** Given task **
Search the data for the string "this" and extract every line where it appears.

[START Raw data]

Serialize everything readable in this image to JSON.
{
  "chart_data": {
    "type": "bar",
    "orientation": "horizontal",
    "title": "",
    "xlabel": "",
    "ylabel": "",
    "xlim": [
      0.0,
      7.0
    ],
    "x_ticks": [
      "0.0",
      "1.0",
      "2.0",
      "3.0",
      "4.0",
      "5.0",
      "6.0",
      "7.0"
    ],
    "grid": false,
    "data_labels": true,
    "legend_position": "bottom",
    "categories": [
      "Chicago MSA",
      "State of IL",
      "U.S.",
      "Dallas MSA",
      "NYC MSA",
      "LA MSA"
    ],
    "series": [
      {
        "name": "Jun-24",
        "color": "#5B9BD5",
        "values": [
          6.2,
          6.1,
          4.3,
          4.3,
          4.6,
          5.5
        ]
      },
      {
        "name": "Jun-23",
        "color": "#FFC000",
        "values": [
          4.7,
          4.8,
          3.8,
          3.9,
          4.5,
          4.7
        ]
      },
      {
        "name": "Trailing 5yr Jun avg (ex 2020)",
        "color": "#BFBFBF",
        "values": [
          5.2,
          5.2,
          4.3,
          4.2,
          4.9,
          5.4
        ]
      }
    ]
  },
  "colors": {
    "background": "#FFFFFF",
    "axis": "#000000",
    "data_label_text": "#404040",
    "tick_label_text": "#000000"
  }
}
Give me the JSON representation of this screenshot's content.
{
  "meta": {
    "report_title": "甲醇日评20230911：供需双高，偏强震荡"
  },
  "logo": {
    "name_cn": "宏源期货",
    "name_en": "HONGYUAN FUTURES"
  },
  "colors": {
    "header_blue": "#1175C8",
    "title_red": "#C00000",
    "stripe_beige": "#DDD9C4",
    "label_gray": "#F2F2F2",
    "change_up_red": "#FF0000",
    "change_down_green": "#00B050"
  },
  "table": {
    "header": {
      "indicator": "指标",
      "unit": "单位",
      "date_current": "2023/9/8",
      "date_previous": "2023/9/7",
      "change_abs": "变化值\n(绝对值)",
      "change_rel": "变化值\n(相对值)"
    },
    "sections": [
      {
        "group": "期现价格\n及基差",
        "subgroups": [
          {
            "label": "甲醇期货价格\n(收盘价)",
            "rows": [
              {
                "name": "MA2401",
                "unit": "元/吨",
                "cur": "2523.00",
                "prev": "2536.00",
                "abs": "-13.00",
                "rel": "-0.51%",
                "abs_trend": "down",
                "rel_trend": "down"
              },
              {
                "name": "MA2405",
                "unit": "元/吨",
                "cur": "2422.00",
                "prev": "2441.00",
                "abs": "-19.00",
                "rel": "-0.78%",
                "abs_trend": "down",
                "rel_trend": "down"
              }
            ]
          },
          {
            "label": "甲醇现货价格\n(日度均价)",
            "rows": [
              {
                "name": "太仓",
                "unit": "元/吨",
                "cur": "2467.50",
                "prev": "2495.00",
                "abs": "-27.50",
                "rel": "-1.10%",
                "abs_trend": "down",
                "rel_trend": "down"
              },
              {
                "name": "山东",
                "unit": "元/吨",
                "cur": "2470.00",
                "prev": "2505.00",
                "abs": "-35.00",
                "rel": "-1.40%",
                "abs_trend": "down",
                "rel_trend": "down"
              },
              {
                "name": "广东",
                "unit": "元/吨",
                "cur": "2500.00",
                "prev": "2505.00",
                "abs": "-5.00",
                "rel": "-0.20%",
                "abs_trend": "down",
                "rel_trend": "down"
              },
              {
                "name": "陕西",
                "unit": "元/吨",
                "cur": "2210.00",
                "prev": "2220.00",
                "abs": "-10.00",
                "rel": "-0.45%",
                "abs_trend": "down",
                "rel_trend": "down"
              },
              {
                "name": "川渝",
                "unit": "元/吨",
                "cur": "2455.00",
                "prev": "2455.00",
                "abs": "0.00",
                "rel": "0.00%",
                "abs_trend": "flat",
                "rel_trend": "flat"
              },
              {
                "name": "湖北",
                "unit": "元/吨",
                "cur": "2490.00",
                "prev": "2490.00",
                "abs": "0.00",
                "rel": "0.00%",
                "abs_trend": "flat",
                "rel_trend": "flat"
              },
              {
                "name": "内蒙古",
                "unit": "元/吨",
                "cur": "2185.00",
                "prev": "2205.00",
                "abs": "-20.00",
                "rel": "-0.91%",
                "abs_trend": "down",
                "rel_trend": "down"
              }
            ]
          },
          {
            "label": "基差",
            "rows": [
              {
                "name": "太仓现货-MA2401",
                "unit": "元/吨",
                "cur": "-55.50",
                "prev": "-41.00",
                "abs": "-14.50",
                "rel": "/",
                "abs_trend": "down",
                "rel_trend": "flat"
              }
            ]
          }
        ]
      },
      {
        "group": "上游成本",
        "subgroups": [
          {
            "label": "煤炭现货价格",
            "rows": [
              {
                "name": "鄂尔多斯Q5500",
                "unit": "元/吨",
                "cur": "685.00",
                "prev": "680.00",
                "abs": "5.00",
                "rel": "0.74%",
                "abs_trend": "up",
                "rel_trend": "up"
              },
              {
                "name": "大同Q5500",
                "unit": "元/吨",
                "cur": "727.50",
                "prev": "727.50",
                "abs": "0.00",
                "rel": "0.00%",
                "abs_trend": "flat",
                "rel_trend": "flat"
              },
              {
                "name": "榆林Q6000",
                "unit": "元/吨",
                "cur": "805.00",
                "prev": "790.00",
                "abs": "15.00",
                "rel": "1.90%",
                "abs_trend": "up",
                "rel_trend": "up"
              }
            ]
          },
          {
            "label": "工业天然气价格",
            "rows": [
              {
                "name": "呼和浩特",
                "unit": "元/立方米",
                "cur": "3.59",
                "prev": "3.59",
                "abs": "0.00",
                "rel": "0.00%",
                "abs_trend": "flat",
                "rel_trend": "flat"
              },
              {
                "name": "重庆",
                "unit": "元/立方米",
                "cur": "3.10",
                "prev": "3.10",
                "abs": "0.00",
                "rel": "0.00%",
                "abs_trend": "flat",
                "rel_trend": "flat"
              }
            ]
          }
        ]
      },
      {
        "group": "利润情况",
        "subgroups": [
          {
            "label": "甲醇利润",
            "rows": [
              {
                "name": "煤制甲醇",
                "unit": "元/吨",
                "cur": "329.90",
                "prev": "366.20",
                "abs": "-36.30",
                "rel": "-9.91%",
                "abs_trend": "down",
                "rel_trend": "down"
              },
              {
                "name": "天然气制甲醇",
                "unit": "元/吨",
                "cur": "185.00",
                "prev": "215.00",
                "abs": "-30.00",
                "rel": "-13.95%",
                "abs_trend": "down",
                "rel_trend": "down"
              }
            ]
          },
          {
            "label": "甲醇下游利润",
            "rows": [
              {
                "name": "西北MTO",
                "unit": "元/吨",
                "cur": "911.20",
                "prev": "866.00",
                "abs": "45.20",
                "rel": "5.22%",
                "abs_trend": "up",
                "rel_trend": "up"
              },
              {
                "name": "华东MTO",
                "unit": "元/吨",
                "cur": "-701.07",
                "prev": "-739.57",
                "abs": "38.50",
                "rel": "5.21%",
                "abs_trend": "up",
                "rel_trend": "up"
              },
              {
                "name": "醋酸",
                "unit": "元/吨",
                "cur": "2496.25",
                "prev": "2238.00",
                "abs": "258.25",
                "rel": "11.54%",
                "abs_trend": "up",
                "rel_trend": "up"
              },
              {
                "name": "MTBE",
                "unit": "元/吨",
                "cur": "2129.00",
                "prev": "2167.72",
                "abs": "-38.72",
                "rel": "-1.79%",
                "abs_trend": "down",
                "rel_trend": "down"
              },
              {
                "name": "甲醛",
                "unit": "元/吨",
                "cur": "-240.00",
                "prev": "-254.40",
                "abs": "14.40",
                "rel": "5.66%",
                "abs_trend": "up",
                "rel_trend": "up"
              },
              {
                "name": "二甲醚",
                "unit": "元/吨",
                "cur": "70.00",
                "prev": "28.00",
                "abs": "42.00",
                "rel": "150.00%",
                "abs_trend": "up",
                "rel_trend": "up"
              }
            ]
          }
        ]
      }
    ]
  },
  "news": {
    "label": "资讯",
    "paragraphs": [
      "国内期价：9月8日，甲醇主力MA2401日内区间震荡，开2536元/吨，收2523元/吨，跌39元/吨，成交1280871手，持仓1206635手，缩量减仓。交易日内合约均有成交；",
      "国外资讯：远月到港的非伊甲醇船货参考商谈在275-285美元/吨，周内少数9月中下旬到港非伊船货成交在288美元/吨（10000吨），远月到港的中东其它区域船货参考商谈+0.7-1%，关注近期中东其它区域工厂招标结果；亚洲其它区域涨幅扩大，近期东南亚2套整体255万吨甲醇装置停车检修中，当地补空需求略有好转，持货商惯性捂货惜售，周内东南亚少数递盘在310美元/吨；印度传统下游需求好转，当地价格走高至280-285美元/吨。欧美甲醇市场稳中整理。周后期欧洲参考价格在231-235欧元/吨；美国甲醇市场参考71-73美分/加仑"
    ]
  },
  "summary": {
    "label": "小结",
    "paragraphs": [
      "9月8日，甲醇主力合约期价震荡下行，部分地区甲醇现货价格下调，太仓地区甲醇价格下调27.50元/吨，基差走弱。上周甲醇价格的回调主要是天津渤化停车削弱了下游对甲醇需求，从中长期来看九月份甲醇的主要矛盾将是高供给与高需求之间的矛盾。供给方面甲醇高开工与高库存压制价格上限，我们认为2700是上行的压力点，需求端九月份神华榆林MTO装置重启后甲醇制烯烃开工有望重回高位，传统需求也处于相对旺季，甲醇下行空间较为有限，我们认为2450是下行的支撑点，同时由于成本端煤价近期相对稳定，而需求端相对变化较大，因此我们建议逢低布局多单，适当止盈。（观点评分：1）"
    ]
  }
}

[END Raw data]

** Solution **
Serialize everything readable in this image to JSON.
Give me the JSON representation of this screenshot's content.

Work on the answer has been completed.